WHAT IS BEING ASKED: Read the data and repeat it in full, exactly.
-- START OF ENTRIES PROVIDED --
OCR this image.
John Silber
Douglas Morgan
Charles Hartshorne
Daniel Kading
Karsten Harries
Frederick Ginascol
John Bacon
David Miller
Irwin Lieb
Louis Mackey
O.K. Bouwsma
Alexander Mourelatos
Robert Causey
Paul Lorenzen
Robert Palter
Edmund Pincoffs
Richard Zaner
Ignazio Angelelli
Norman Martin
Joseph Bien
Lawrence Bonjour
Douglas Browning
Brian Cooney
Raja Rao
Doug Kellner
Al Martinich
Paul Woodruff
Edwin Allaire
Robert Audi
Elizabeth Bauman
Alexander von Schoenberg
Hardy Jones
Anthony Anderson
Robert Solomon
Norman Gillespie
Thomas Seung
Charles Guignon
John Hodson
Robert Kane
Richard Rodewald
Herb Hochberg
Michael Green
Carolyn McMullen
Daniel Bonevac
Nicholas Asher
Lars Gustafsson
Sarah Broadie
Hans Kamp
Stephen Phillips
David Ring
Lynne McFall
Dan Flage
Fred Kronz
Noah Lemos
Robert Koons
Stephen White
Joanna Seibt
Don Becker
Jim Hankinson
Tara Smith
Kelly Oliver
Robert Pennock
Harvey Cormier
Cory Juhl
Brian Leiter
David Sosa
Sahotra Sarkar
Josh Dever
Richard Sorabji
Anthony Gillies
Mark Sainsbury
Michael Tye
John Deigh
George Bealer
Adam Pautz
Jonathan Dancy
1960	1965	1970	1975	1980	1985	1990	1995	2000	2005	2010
-- END OF ENTRIES PROVIDED --
RESPONSE:
OCR this image.
John Silber
Douglas Morgan
Charles Hartshorne
Daniel Kading
Karsten Harries
Frederick Ginascol
John Bacon
David Miller
Irwin Lieb
Louis Mackey
O.K. Bouwsma
Alexander Mourelatos
Robert Causey
Paul Lorenzen
Robert Palter
Edmund Pincoffs
Richard Zaner
Ignazio Angelelli
Norman Martin
Joseph Bien
Lawrence Bonjour
Douglas Browning
Brian Cooney
Raja Rao
Doug Kellner
Al Martinich
Paul Woodruff
Edwin Allaire
Robert Audi
Elizabeth Bauman
Alexander von Schoenberg
Hardy Jones
Anthony Anderson
Robert Solomon
Norman Gillespie
Thomas Seung
Charles Guignon
John Hodson
Robert Kane
Richard Rodewald
Herb Hochberg
Michael Green
Carolyn McMullen
Daniel Bonevac
Nicholas Asher
Lars Gustafsson
Sarah Broadie
Hans Kamp
Stephen Phillips
David Ring
Lynne McFall
Dan Flage
Fred Kronz
Noah Lemos
Robert Koons
Stephen White
Joanna Seibt
Don Becker
Jim Hankinson
Tara Smith
Kelly Oliver
Robert Pennock
Harvey Cormier
Cory Juhl
Brian Leiter
David Sosa
Sahotra Sarkar
Josh Dever
Richard Sorabji
Anthony Gillies
Mark Sainsbury
Michael Tye
John Deigh
George Bealer
Adam Pautz
Jonathan Dancy
1960	1965	1970	1975	1980	1985	1990	1995	2000	2005	2010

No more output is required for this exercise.